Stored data
>>>

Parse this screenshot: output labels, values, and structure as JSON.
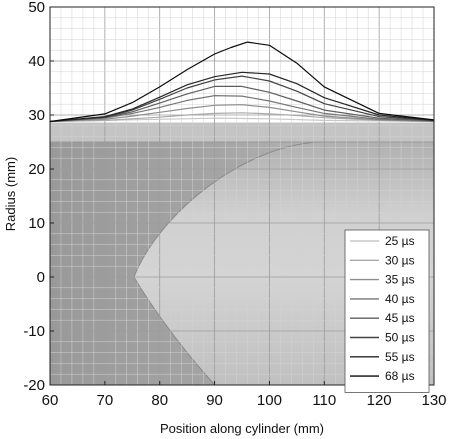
{
  "chart_data": {
    "type": "line",
    "xlabel": "Position along cylinder (mm)",
    "ylabel": "Radius (mm)",
    "xlim": [
      60,
      130
    ],
    "ylim": [
      -20,
      50
    ],
    "xticks": [
      60,
      70,
      80,
      90,
      100,
      110,
      120,
      130
    ],
    "yticks": [
      -20,
      -10,
      0,
      10,
      20,
      30,
      40,
      50
    ],
    "grid": true,
    "legend_position": "bottom-right",
    "series": [
      {
        "name": "25 µs",
        "color": "#c8c8c8",
        "x": [
          60,
          70,
          80,
          90,
          100,
          110,
          120,
          130
        ],
        "y": [
          28.8,
          29.0,
          29.2,
          29.4,
          29.3,
          29.0,
          28.9,
          28.8
        ]
      },
      {
        "name": "30 µs",
        "color": "#aaaaaa",
        "x": [
          60,
          70,
          75,
          80,
          85,
          90,
          95,
          100,
          105,
          110,
          120,
          130
        ],
        "y": [
          28.8,
          29.0,
          29.3,
          29.6,
          30.0,
          30.3,
          30.4,
          30.2,
          29.9,
          29.5,
          29.0,
          28.8
        ]
      },
      {
        "name": "35 µs",
        "color": "#8f8f8f",
        "x": [
          60,
          70,
          75,
          80,
          85,
          90,
          95,
          100,
          105,
          110,
          120,
          130
        ],
        "y": [
          28.8,
          29.2,
          29.8,
          30.5,
          31.2,
          31.8,
          31.9,
          31.4,
          30.6,
          29.8,
          29.1,
          28.8
        ]
      },
      {
        "name": "40 µs",
        "color": "#767676",
        "x": [
          60,
          70,
          75,
          80,
          85,
          90,
          95,
          100,
          105,
          110,
          120,
          130
        ],
        "y": [
          28.8,
          29.4,
          30.3,
          31.4,
          32.7,
          33.6,
          33.5,
          32.6,
          31.4,
          30.3,
          29.2,
          28.9
        ]
      },
      {
        "name": "45 µs",
        "color": "#5e5e5e",
        "x": [
          60,
          70,
          75,
          80,
          85,
          90,
          95,
          100,
          105,
          110,
          120,
          130
        ],
        "y": [
          28.8,
          29.5,
          30.6,
          32.2,
          33.9,
          35.3,
          35.3,
          34.2,
          32.6,
          30.9,
          29.4,
          28.9
        ]
      },
      {
        "name": "50 µs",
        "color": "#434343",
        "x": [
          60,
          70,
          75,
          80,
          85,
          90,
          95,
          100,
          105,
          110,
          120,
          130
        ],
        "y": [
          28.8,
          29.6,
          30.9,
          32.9,
          35.0,
          36.5,
          37.2,
          36.3,
          34.4,
          32.1,
          29.7,
          29.0
        ]
      },
      {
        "name": "55 µs",
        "color": "#262626",
        "x": [
          60,
          70,
          75,
          80,
          85,
          90,
          95,
          100,
          105,
          110,
          120,
          130
        ],
        "y": [
          28.8,
          29.7,
          31.1,
          33.3,
          35.6,
          37.1,
          37.9,
          37.6,
          35.8,
          33.2,
          30.0,
          29.0
        ]
      },
      {
        "name": "68 µs",
        "color": "#0a0a0a",
        "x": [
          60,
          70,
          75,
          80,
          85,
          90,
          93,
          96,
          100,
          105,
          110,
          120,
          130
        ],
        "y": [
          28.8,
          30.2,
          32.3,
          35.2,
          38.4,
          41.3,
          42.5,
          43.5,
          42.9,
          39.6,
          35.2,
          30.3,
          29.1
        ]
      }
    ]
  }
}
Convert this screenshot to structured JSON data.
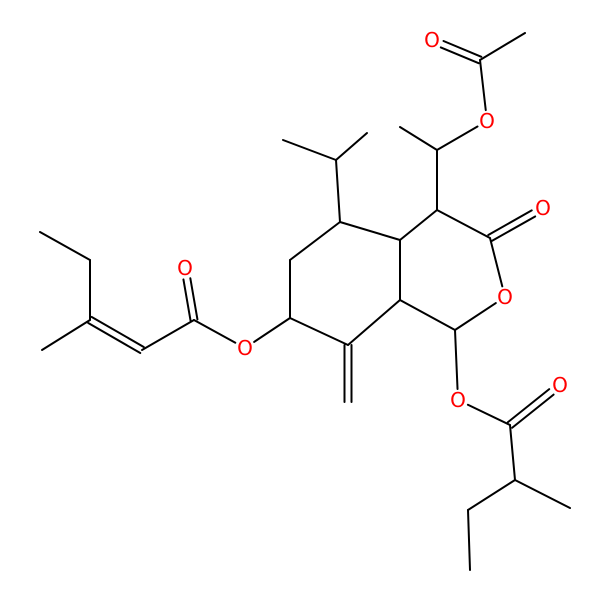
{
  "atom_labels": [
    "O",
    "O",
    "O",
    "O",
    "O",
    "O",
    "O",
    "O"
  ]
}
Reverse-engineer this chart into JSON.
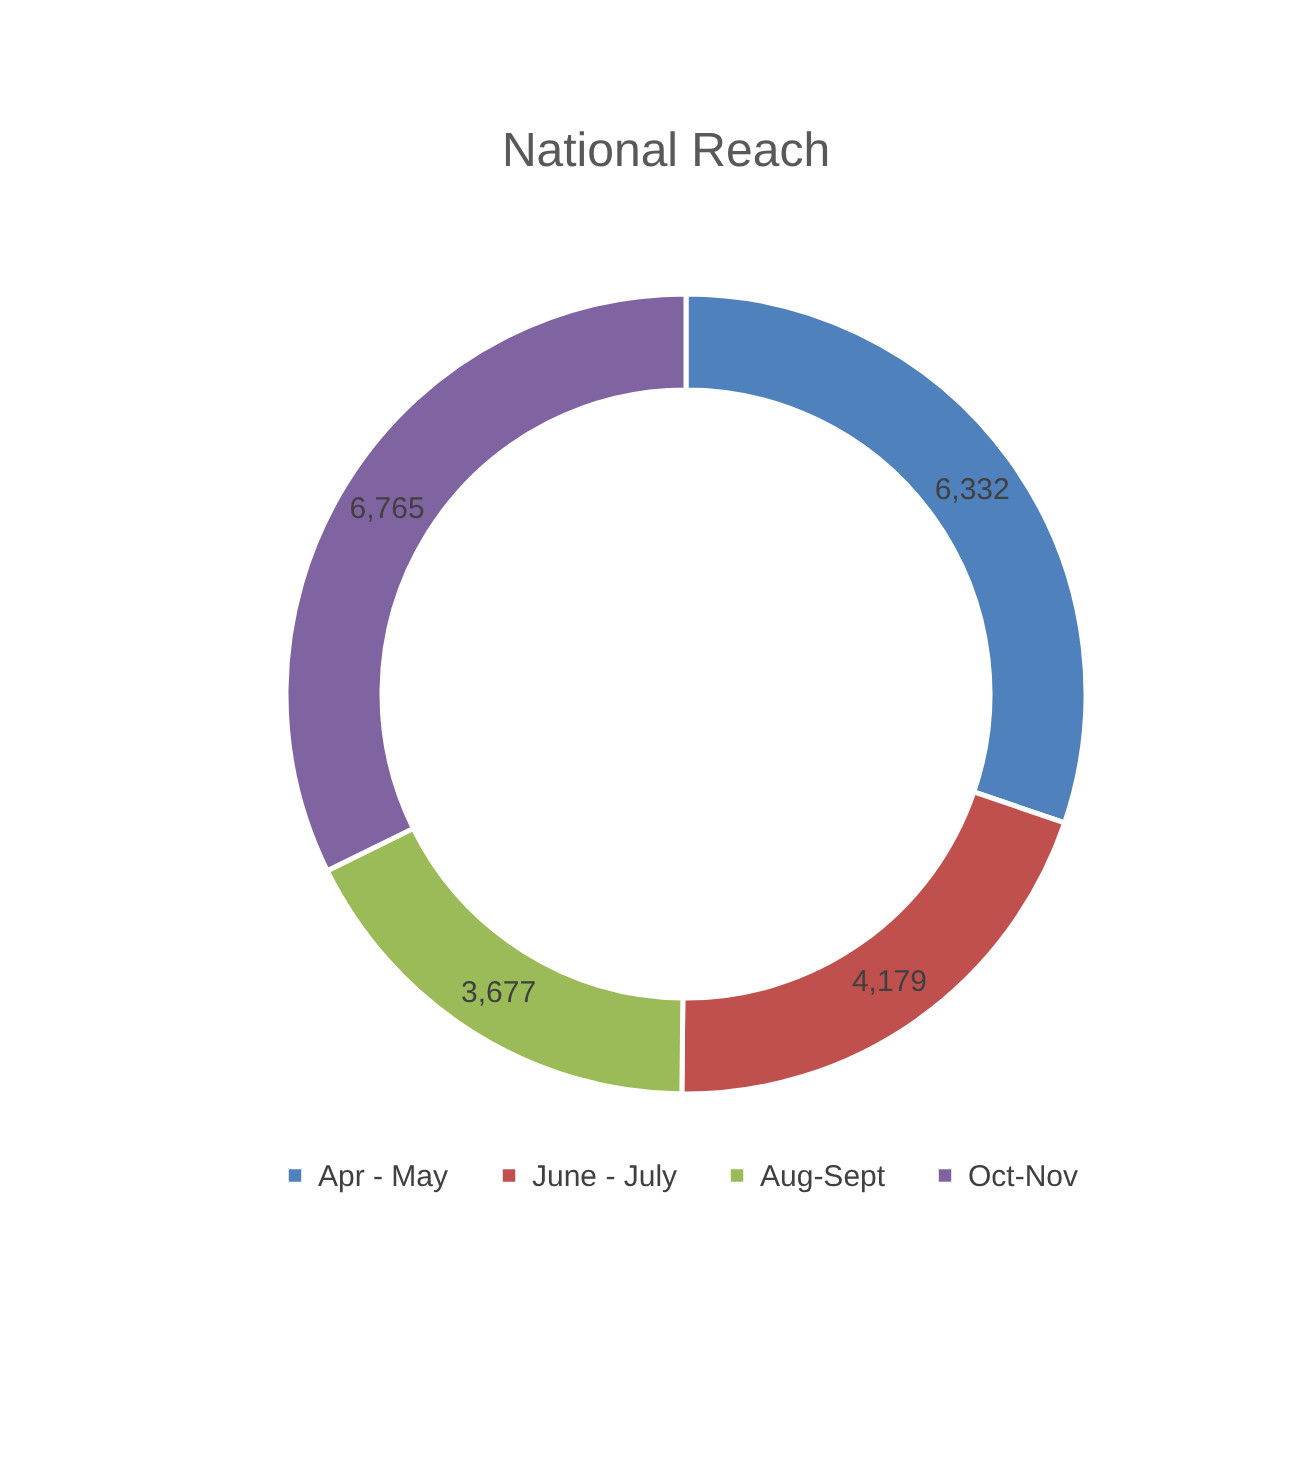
{
  "chart_data": {
    "type": "donut",
    "title": "National Reach",
    "categories": [
      "Apr - May",
      "June - July",
      "Aug-Sept",
      "Oct-Nov"
    ],
    "values": [
      6332,
      4179,
      3677,
      6765
    ],
    "colors": [
      "#4f81bd",
      "#c0504d",
      "#9bbb59",
      "#8064a2"
    ],
    "value_labels": [
      "6,332",
      "4,179",
      "3,677",
      "6,765"
    ],
    "legend": "bottom"
  }
}
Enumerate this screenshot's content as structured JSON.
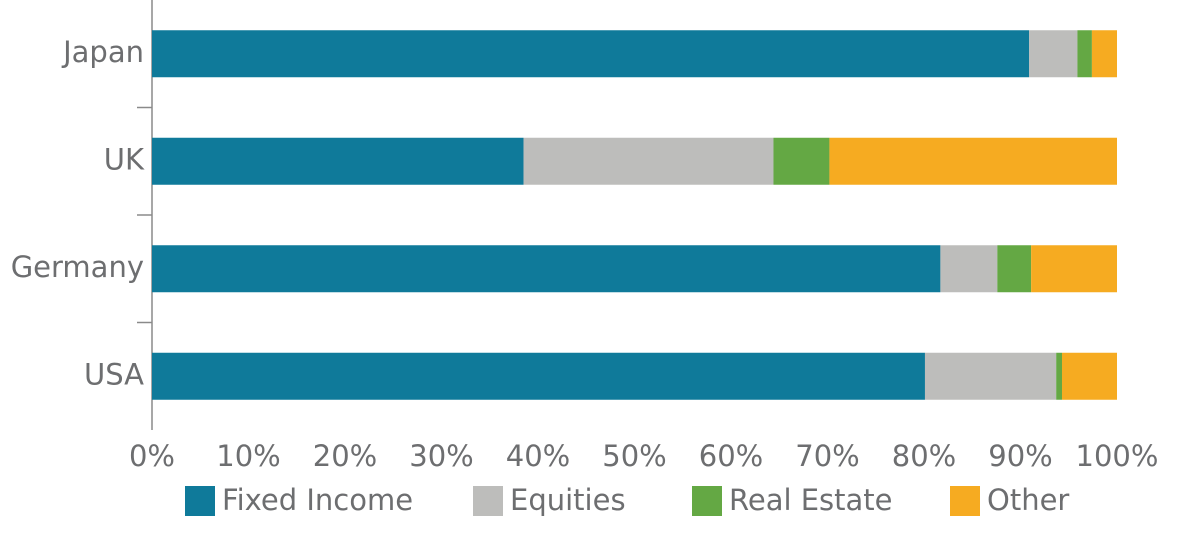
{
  "chart_data": {
    "type": "stacked-bar-horizontal",
    "categories": [
      "Japan",
      "UK",
      "Germany",
      "USA"
    ],
    "series": [
      {
        "name": "Fixed Income",
        "color": "#0f7a9a",
        "values": [
          90.9,
          38.5,
          81.7,
          80.1
        ]
      },
      {
        "name": "Equities",
        "color": "#bdbdbb",
        "values": [
          5.0,
          25.9,
          5.9,
          13.6
        ]
      },
      {
        "name": "Real Estate",
        "color": "#64a844",
        "values": [
          1.5,
          5.8,
          3.5,
          0.6
        ]
      },
      {
        "name": "Other",
        "color": "#f6ab21",
        "values": [
          2.6,
          29.8,
          8.9,
          5.7
        ]
      }
    ],
    "xlim": [
      0,
      100
    ],
    "xticks": [
      {
        "value": 0,
        "label": "0%"
      },
      {
        "value": 10,
        "label": "10%"
      },
      {
        "value": 20,
        "label": "20%"
      },
      {
        "value": 30,
        "label": "30%"
      },
      {
        "value": 40,
        "label": "40%"
      },
      {
        "value": 50,
        "label": "50%"
      },
      {
        "value": 60,
        "label": "60%"
      },
      {
        "value": 70,
        "label": "70%"
      },
      {
        "value": 80,
        "label": "80%"
      },
      {
        "value": 90,
        "label": "90%"
      },
      {
        "value": 100,
        "label": "100%"
      }
    ],
    "legend": "bottom"
  }
}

<<<

WHAT YOU ARE ASKED TO DO — Using the records above, list each line that includes "type".

CORRECT RESPONSE —
    "type": "line",
    "type": "donut",
    "type": "stacked-bar-horizontal",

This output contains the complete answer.